§ **Page**:
Le plus petit dénominateur commun entre l’artiste et soi
Cet automne le musée Jenisch à Vevey présente comme à son habitude deux expositions formidables, en parallèle d’un accrochage brillant des collections permanentes et d’une grande salle dédiée au peintre Kokoschka. C’est fou tout ce qu’on peut trouver dans un petit musée quand il est grand par l’ambition.
La peinture, surtout à l’huile, est quelque chose de mystérieux, chimique, on ne peut, sans en avoir fait l’apprentissage, estimer s’il est difficile ou pas au peintre de rendre tel effet. Le coup de crayon en revanche est immédiatement accessible. Dans nos cahiers d’écoliers, chacun, même sans talent, a noirci des marges et hachuré des surfaces.
La hachure est le plus petit dénominateur commun entre nous et n’importe quel artiste.
L’expérience sensitive auquel nous convie le musée avec son exposition XXL – Le dessin en grand, c’est d’expérimenter la hachure à taille véritablement humaine, et cela a quelque chose d’émouvant.

§ **Données fournies**:
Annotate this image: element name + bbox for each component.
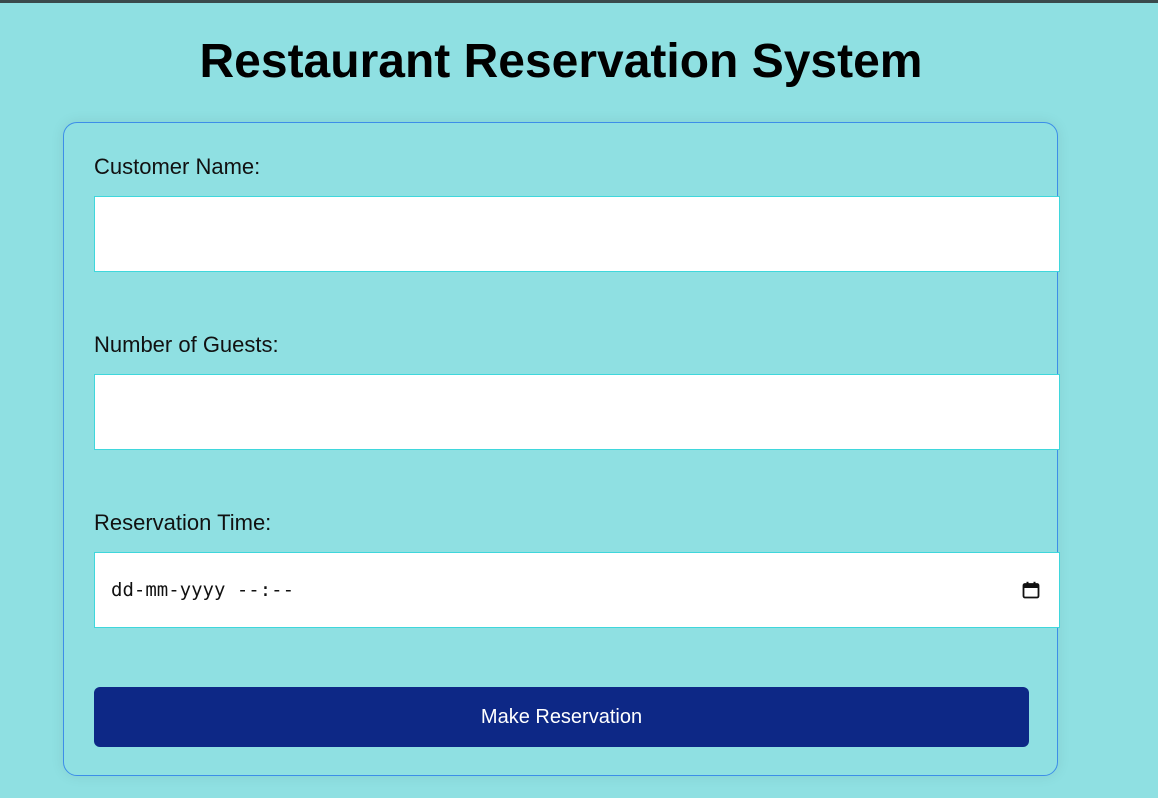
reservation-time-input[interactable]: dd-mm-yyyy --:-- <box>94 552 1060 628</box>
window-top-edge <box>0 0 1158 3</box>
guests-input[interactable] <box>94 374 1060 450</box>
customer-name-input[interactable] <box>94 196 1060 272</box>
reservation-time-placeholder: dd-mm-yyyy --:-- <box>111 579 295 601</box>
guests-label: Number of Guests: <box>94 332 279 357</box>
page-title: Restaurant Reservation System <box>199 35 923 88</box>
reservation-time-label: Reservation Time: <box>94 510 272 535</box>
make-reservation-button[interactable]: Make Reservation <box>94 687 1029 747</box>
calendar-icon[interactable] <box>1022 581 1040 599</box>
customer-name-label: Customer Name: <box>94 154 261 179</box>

§ **Consignes**:
1. Reproduisez sans rien changer le passage de la page qui commence à « Le plus petit dénominateur commun entre l’artiste » et se termine à « hachuré des surfaces. ».
2. D'après la page, à quel peintre le musée Jenisch consacre-t-il une grande salle ?

§ **Corrigé**:
1.
Le plus petit dénominateur commun entre l’artiste et soi
Cet automne le musée Jenisch à Vevey présente comme à son habitude deux expositions formidables, en parallèle d’un accrochage brillant des collections permanentes et d’une grande salle dédiée au peintre Kokoschka. C’est fou tout ce qu’on peut trouver dans un petit musée quand il est grand par l’ambition.
La peinture, surtout à l’huile, est quelque chose de mystérieux, chimique, on ne peut, sans en avoir fait l’apprentissage, estimer s’il est difficile ou pas au peintre de rendre tel effet. Le coup de crayon en revanche est immédiatement accessible. Dans nos cahiers d’écoliers, chacun, même sans talent, a noirci des marges et hachuré des surfaces.

2. Au peintre Kokoschka.